Data supplied:
+ + + +

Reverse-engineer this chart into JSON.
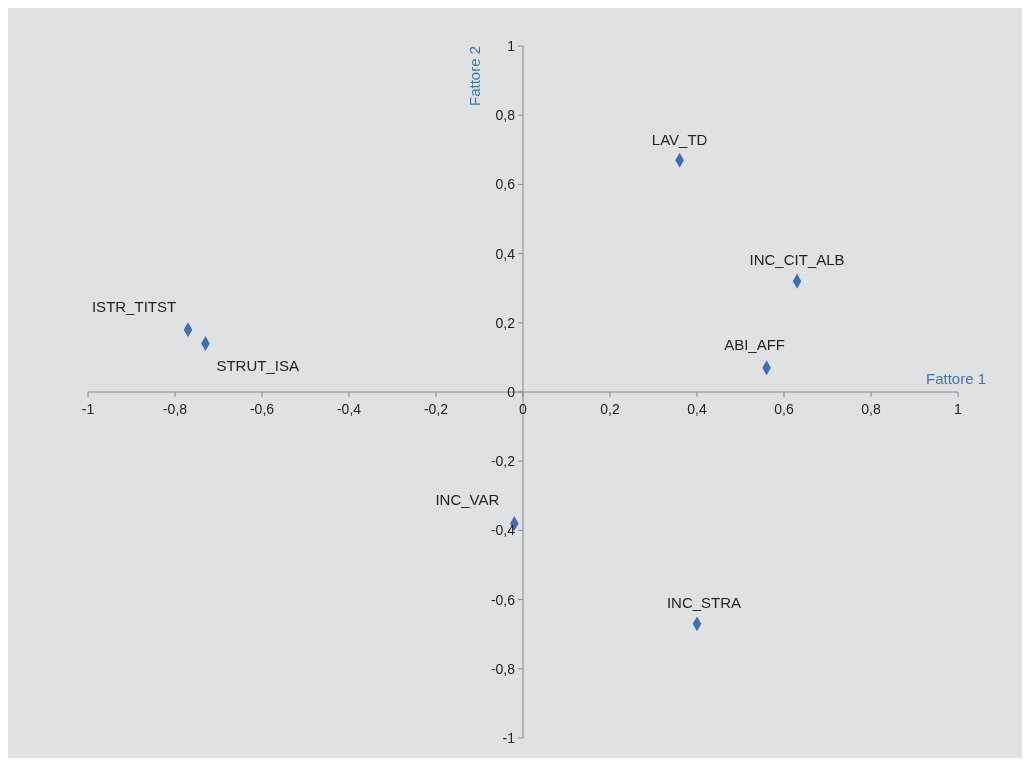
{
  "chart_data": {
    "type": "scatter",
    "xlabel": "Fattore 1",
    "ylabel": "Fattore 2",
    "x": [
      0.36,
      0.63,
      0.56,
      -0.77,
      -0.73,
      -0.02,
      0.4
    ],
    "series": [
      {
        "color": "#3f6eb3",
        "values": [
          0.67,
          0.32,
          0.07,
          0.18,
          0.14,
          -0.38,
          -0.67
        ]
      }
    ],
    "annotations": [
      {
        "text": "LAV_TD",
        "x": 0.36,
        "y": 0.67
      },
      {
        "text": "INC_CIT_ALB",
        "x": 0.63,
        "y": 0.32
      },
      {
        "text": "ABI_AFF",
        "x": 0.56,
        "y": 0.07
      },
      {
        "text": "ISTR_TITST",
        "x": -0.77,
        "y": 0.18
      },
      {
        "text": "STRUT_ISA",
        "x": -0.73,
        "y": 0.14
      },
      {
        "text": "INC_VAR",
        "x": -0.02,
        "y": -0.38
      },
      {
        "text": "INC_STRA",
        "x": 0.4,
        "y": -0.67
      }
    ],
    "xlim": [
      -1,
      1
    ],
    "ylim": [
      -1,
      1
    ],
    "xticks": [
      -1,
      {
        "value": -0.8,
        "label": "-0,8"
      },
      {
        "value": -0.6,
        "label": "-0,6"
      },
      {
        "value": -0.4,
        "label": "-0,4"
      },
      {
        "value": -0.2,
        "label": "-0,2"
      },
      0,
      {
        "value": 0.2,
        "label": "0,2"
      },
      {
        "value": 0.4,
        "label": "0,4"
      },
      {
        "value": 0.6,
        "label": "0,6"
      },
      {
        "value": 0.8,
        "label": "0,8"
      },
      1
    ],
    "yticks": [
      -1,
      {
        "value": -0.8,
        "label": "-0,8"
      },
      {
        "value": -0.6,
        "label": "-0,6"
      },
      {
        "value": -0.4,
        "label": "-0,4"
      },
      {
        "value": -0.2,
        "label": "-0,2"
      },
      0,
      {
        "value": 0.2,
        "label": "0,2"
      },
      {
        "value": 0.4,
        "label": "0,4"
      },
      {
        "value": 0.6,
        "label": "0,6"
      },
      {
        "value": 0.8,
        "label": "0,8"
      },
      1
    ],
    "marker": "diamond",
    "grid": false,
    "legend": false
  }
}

+ + + +

Short problem: Show the lines where the word "text" appears in the entries.

Expected output:
        "text": "LAV_TD",
        "text": "INC_CIT_ALB",
        "text": "ABI_AFF",
        "text": "ISTR_TITST",
        "text": "STRUT_ISA",
        "text": "INC_VAR",
        "text": "INC_STRA",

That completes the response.